━━ LISTED RECORDS
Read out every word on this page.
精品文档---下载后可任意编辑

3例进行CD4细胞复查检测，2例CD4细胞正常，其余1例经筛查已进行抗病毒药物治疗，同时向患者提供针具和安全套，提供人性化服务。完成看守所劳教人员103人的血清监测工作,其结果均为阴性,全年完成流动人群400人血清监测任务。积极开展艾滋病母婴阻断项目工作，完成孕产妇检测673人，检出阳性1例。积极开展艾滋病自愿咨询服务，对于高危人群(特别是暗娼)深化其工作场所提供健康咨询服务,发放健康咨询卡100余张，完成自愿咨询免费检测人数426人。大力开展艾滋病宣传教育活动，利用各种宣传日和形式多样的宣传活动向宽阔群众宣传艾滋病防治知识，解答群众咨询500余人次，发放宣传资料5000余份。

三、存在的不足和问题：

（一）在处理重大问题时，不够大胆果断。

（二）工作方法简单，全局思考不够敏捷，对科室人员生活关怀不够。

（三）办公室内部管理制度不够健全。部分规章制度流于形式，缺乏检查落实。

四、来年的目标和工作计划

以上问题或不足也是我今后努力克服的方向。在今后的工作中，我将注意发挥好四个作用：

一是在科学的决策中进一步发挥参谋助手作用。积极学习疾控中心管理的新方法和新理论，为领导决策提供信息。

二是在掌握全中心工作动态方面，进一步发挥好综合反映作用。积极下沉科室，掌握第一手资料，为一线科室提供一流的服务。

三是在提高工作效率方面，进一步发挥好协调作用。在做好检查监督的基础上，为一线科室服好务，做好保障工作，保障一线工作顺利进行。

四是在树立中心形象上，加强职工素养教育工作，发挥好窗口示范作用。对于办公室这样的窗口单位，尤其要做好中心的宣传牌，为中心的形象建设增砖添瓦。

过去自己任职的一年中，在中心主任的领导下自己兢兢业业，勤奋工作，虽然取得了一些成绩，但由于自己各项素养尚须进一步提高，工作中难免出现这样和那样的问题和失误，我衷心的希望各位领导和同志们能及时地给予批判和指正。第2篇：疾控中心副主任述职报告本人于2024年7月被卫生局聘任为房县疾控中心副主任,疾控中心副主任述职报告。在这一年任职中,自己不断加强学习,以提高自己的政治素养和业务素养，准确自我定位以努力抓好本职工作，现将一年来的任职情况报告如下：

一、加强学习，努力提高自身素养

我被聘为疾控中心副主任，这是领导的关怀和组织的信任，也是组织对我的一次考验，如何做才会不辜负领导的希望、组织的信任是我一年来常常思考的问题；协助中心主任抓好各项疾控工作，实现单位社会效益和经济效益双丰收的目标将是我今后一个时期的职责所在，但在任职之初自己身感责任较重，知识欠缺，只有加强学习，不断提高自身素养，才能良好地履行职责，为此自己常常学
━━━━
**YOUR TASK**
Set every line of the listing down word for word.

**COMPLETE RESPONSE**
Read out every word on this page.
精品文档---下载后可任意编辑

3例进行CD4细胞复查检测，2例CD4细胞正常，其余1例经筛查已进行抗病毒药物治疗，同时向患者提供针具和安全套，提供人性化服务。完成看守所劳教人员103人的血清监测工作,其结果均为阴性,全年完成流动人群400人血清监测任务。积极开展艾滋病母婴阻断项目工作，完成孕产妇检测673人，检出阳性1例。积极开展艾滋病自愿咨询服务，对于高危人群(特别是暗娼)深化其工作场所提供健康咨询服务,发放健康咨询卡100余张，完成自愿咨询免费检测人数426人。大力开展艾滋病宣传教育活动，利用各种宣传日和形式多样的宣传活动向宽阔群众宣传艾滋病防治知识，解答群众咨询500余人次，发放宣传资料5000余份。

三、存在的不足和问题：

（一）在处理重大问题时，不够大胆果断。

（二）工作方法简单，全局思考不够敏捷，对科室人员生活关怀不够。

（三）办公室内部管理制度不够健全。部分规章制度流于形式，缺乏检查落实。

四、来年的目标和工作计划

以上问题或不足也是我今后努力克服的方向。在今后的工作中，我将注意发挥好四个作用：

一是在科学的决策中进一步发挥参谋助手作用。积极学习疾控中心管理的新方法和新理论，为领导决策提供信息。

二是在掌握全中心工作动态方面，进一步发挥好综合反映作用。积极下沉科室，掌握第一手资料，为一线科室提供一流的服务。

三是在提高工作效率方面，进一步发挥好协调作用。在做好检查监督的基础上，为一线科室服好务，做好保障工作，保障一线工作顺利进行。

四是在树立中心形象上，加强职工素养教育工作，发挥好窗口示范作用。对于办公室这样的窗口单位，尤其要做好中心的宣传牌，为中心的形象建设增砖添瓦。

过去自己任职的一年中，在中心主任的领导下自己兢兢业业，勤奋工作，虽然取得了一些成绩，但由于自己各项素养尚须进一步提高，工作中难免出现这样和那样的问题和失误，我衷心的希望各位领导和同志们能及时地给予批判和指正。第2篇：疾控中心副主任述职报告本人于2024年7月被卫生局聘任为房县疾控中心副主任,疾控中心副主任述职报告。在这一年任职中,自己不断加强学习,以提高自己的政治素养和业务素养，准确自我定位以努力抓好本职工作，现将一年来的任职情况报告如下：

一、加强学习，努力提高自身素养

我被聘为疾控中心副主任，这是领导的关怀和组织的信任，也是组织对我的一次考验，如何做才会不辜负领导的希望、组织的信任是我一年来常常思考的问题；协助中心主任抓好各项疾控工作，实现单位社会效益和经济效益双丰收的目标将是我今后一个时期的职责所在，但在任职之初自己身感责任较重，知识欠缺，只有加强学习，不断提高自身素养，才能良好地履行职责，为此自己常常学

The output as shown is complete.